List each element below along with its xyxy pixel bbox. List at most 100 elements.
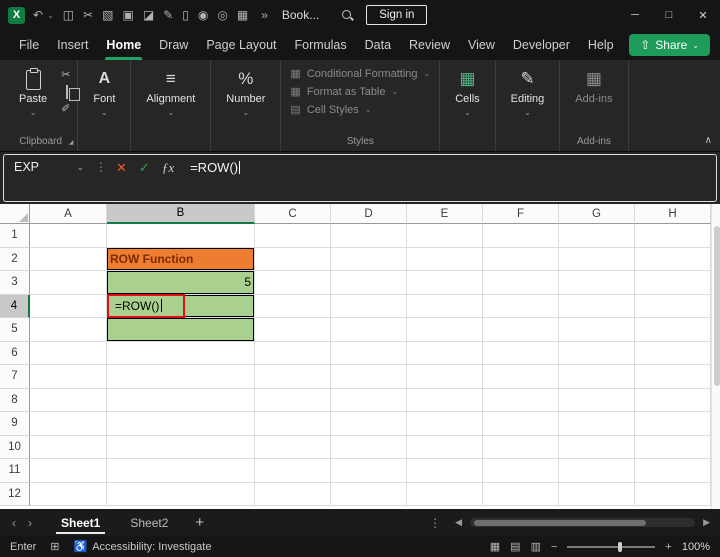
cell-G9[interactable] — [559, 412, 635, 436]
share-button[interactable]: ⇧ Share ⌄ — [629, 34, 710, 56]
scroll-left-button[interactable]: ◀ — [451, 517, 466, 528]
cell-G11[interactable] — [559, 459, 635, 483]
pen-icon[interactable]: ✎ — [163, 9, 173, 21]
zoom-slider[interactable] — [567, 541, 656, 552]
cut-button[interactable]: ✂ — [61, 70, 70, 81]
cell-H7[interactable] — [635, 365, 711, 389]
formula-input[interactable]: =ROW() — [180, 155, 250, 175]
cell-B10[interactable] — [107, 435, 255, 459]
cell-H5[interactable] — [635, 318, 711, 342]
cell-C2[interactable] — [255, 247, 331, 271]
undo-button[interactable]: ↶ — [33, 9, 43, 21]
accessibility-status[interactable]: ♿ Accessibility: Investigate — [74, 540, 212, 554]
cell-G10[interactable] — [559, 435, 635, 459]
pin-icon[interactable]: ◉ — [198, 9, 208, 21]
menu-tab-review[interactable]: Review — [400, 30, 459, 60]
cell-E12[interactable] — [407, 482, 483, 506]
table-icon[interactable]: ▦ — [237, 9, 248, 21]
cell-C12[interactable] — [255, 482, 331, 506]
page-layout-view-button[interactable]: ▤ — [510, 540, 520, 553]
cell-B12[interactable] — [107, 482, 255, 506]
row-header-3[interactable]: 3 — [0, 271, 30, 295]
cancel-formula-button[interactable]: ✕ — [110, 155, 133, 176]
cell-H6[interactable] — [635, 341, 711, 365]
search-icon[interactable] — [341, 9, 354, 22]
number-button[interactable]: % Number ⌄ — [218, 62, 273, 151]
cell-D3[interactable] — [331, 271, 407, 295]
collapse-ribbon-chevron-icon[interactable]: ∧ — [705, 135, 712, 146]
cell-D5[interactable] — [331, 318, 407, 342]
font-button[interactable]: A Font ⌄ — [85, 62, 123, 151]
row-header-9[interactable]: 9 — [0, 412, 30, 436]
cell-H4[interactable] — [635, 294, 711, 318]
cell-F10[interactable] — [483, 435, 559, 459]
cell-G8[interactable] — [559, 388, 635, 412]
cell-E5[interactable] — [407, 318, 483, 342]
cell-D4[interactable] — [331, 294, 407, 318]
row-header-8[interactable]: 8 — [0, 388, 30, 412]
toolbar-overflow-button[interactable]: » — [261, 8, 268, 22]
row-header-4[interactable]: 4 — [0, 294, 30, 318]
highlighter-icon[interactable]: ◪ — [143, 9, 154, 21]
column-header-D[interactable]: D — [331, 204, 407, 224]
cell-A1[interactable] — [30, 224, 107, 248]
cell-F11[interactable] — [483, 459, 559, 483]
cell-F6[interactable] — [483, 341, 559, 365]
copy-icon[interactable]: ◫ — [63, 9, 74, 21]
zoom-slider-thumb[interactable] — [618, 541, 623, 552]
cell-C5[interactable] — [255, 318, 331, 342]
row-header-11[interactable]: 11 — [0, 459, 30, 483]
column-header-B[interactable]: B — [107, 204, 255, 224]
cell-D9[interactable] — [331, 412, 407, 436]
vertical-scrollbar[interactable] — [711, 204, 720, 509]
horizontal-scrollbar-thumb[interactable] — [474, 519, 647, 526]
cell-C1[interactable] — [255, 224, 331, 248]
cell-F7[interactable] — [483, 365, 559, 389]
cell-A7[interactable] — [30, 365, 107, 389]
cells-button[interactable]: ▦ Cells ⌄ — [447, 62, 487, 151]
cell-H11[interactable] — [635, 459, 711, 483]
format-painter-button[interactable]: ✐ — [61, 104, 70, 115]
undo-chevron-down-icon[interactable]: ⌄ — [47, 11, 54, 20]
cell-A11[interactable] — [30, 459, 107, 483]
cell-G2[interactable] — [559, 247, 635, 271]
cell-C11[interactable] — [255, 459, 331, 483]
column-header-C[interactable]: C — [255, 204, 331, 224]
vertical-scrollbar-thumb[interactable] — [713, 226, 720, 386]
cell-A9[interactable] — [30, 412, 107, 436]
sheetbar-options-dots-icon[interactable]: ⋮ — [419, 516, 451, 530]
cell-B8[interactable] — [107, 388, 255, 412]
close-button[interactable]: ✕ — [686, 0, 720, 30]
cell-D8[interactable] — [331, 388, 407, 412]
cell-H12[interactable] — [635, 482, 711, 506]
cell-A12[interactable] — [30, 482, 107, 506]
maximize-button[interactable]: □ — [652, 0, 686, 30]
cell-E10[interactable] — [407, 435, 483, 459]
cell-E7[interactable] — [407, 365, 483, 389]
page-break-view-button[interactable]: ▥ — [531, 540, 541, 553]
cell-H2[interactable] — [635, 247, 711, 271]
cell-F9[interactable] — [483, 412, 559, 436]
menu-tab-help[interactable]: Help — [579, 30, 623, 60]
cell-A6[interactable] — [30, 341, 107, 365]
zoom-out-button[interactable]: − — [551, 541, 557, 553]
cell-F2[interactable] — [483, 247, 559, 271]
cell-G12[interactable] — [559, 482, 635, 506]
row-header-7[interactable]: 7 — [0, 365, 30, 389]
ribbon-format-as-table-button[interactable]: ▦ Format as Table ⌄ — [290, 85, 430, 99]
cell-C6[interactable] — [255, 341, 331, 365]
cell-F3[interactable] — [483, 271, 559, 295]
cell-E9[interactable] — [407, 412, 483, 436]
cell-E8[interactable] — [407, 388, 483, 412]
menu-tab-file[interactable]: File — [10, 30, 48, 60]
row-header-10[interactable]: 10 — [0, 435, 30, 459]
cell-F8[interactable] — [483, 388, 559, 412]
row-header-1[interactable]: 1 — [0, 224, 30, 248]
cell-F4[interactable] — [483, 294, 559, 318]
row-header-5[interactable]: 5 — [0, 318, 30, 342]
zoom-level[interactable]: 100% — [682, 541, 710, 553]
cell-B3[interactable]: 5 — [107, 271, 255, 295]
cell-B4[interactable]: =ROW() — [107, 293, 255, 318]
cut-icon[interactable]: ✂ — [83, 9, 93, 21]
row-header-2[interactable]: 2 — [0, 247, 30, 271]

## Work task
Take every line of the material that contains the word "column", and copy it.

## Exercise result
column-header-D[interactable]: D — [331, 204, 407, 224]
column-header-B[interactable]: B — [107, 204, 255, 224]
column-header-C[interactable]: C — [255, 204, 331, 224]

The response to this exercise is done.